§ MATERIAL SHOWN
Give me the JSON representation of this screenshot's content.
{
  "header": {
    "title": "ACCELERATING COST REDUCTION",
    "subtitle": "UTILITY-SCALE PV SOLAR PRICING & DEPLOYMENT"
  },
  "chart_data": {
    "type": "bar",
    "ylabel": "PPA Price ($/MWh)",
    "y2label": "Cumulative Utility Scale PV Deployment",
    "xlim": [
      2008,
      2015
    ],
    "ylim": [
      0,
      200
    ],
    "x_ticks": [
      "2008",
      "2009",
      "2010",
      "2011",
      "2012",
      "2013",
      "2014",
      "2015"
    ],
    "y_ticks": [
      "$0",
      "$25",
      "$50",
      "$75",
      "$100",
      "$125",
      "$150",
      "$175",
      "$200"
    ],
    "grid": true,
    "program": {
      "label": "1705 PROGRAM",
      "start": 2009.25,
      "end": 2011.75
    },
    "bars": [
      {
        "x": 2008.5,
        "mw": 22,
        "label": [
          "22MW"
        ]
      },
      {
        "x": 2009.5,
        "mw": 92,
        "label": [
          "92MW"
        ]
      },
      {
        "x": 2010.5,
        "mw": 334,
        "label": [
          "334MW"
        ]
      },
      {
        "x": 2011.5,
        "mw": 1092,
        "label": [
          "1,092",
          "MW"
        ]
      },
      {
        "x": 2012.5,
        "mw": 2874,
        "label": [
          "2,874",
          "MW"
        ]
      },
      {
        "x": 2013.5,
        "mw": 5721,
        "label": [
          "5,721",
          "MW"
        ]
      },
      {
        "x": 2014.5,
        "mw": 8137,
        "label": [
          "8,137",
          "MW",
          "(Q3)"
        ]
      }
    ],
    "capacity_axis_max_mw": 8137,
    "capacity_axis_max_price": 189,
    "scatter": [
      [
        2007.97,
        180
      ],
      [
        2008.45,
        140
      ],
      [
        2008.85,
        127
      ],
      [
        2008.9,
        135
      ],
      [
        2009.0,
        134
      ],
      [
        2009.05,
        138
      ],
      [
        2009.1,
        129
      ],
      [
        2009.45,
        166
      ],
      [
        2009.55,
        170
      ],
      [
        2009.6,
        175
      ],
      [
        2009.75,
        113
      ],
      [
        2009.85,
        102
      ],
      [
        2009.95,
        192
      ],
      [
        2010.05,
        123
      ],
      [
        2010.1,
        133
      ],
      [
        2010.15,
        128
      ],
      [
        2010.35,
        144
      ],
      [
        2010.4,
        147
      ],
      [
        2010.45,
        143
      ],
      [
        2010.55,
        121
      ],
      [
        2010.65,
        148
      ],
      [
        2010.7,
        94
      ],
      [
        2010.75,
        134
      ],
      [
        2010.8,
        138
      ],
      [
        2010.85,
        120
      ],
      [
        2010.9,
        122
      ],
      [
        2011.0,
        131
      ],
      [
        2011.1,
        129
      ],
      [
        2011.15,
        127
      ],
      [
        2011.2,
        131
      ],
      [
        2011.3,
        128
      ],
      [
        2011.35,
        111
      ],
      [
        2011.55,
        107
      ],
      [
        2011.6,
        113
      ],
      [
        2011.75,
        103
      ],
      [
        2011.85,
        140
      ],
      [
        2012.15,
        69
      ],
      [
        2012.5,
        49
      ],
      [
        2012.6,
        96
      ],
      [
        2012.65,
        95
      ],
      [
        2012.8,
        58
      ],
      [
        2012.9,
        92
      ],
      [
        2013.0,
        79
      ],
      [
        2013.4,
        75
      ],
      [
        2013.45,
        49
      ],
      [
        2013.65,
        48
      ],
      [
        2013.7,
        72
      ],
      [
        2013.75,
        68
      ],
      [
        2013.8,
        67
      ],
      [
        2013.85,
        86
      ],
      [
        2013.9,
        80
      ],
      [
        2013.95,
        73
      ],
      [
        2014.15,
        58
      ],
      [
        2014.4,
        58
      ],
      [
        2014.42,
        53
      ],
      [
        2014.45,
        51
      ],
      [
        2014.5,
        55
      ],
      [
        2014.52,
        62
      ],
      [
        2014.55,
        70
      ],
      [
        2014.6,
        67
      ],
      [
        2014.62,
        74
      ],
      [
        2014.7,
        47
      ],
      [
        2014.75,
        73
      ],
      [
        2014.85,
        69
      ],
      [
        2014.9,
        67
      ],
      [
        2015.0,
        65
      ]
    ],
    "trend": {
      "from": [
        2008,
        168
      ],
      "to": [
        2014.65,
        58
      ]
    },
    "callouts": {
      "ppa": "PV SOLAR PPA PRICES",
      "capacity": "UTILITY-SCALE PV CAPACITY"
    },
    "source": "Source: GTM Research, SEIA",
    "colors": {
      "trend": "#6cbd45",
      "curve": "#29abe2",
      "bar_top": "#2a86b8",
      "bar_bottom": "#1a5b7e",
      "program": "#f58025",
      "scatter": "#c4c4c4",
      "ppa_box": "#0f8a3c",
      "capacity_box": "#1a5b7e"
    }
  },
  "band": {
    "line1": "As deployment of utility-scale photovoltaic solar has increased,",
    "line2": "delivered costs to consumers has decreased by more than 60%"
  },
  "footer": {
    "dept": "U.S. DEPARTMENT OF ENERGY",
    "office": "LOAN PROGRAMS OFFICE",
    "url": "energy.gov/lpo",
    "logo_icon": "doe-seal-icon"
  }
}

§ AIM OF THE TASK
Restate each entry exactly, skipping none.

§ WRITTEN ANSWER
Give me the JSON representation of this screenshot's content.
{
  "header": {
    "title": "ACCELERATING COST REDUCTION",
    "subtitle": "UTILITY-SCALE PV SOLAR PRICING & DEPLOYMENT"
  },
  "chart_data": {
    "type": "bar",
    "ylabel": "PPA Price ($/MWh)",
    "y2label": "Cumulative Utility Scale PV Deployment",
    "xlim": [
      2008,
      2015
    ],
    "ylim": [
      0,
      200
    ],
    "x_ticks": [
      "2008",
      "2009",
      "2010",
      "2011",
      "2012",
      "2013",
      "2014",
      "2015"
    ],
    "y_ticks": [
      "$0",
      "$25",
      "$50",
      "$75",
      "$100",
      "$125",
      "$150",
      "$175",
      "$200"
    ],
    "grid": true,
    "program": {
      "label": "1705 PROGRAM",
      "start": 2009.25,
      "end": 2011.75
    },
    "bars": [
      {
        "x": 2008.5,
        "mw": 22,
        "label": [
          "22MW"
        ]
      },
      {
        "x": 2009.5,
        "mw": 92,
        "label": [
          "92MW"
        ]
      },
      {
        "x": 2010.5,
        "mw": 334,
        "label": [
          "334MW"
        ]
      },
      {
        "x": 2011.5,
        "mw": 1092,
        "label": [
          "1,092",
          "MW"
        ]
      },
      {
        "x": 2012.5,
        "mw": 2874,
        "label": [
          "2,874",
          "MW"
        ]
      },
      {
        "x": 2013.5,
        "mw": 5721,
        "label": [
          "5,721",
          "MW"
        ]
      },
      {
        "x": 2014.5,
        "mw": 8137,
        "label": [
          "8,137",
          "MW",
          "(Q3)"
        ]
      }
    ],
    "capacity_axis_max_mw": 8137,
    "capacity_axis_max_price": 189,
    "scatter": [
      [
        2007.97,
        180
      ],
      [
        2008.45,
        140
      ],
      [
        2008.85,
        127
      ],
      [
        2008.9,
        135
      ],
      [
        2009.0,
        134
      ],
      [
        2009.05,
        138
      ],
      [
        2009.1,
        129
      ],
      [
        2009.45,
        166
      ],
      [
        2009.55,
        170
      ],
      [
        2009.6,
        175
      ],
      [
        2009.75,
        113
      ],
      [
        2009.85,
        102
      ],
      [
        2009.95,
        192
      ],
      [
        2010.05,
        123
      ],
      [
        2010.1,
        133
      ],
      [
        2010.15,
        128
      ],
      [
        2010.35,
        144
      ],
      [
        2010.4,
        147
      ],
      [
        2010.45,
        143
      ],
      [
        2010.55,
        121
      ],
      [
        2010.65,
        148
      ],
      [
        2010.7,
        94
      ],
      [
        2010.75,
        134
      ],
      [
        2010.8,
        138
      ],
      [
        2010.85,
        120
      ],
      [
        2010.9,
        122
      ],
      [
        2011.0,
        131
      ],
      [
        2011.1,
        129
      ],
      [
        2011.15,
        127
      ],
      [
        2011.2,
        131
      ],
      [
        2011.3,
        128
      ],
      [
        2011.35,
        111
      ],
      [
        2011.55,
        107
      ],
      [
        2011.6,
        113
      ],
      [
        2011.75,
        103
      ],
      [
        2011.85,
        140
      ],
      [
        2012.15,
        69
      ],
      [
        2012.5,
        49
      ],
      [
        2012.6,
        96
      ],
      [
        2012.65,
        95
      ],
      [
        2012.8,
        58
      ],
      [
        2012.9,
        92
      ],
      [
        2013.0,
        79
      ],
      [
        2013.4,
        75
      ],
      [
        2013.45,
        49
      ],
      [
        2013.65,
        48
      ],
      [
        2013.7,
        72
      ],
      [
        2013.75,
        68
      ],
      [
        2013.8,
        67
      ],
      [
        2013.85,
        86
      ],
      [
        2013.9,
        80
      ],
      [
        2013.95,
        73
      ],
      [
        2014.15,
        58
      ],
      [
        2014.4,
        58
      ],
      [
        2014.42,
        53
      ],
      [
        2014.45,
        51
      ],
      [
        2014.5,
        55
      ],
      [
        2014.52,
        62
      ],
      [
        2014.55,
        70
      ],
      [
        2014.6,
        67
      ],
      [
        2014.62,
        74
      ],
      [
        2014.7,
        47
      ],
      [
        2014.75,
        73
      ],
      [
        2014.85,
        69
      ],
      [
        2014.9,
        67
      ],
      [
        2015.0,
        65
      ]
    ],
    "trend": {
      "from": [
        2008,
        168
      ],
      "to": [
        2014.65,
        58
      ]
    },
    "callouts": {
      "ppa": "PV SOLAR PPA PRICES",
      "capacity": "UTILITY-SCALE PV CAPACITY"
    },
    "source": "Source: GTM Research, SEIA",
    "colors": {
      "trend": "#6cbd45",
      "curve": "#29abe2",
      "bar_top": "#2a86b8",
      "bar_bottom": "#1a5b7e",
      "program": "#f58025",
      "scatter": "#c4c4c4",
      "ppa_box": "#0f8a3c",
      "capacity_box": "#1a5b7e"
    }
  },
  "band": {
    "line1": "As deployment of utility-scale photovoltaic solar has increased,",
    "line2": "delivered costs to consumers has decreased by more than 60%"
  },
  "footer": {
    "dept": "U.S. DEPARTMENT OF ENERGY",
    "office": "LOAN PROGRAMS OFFICE",
    "url": "energy.gov/lpo",
    "logo_icon": "doe-seal-icon"
  }
}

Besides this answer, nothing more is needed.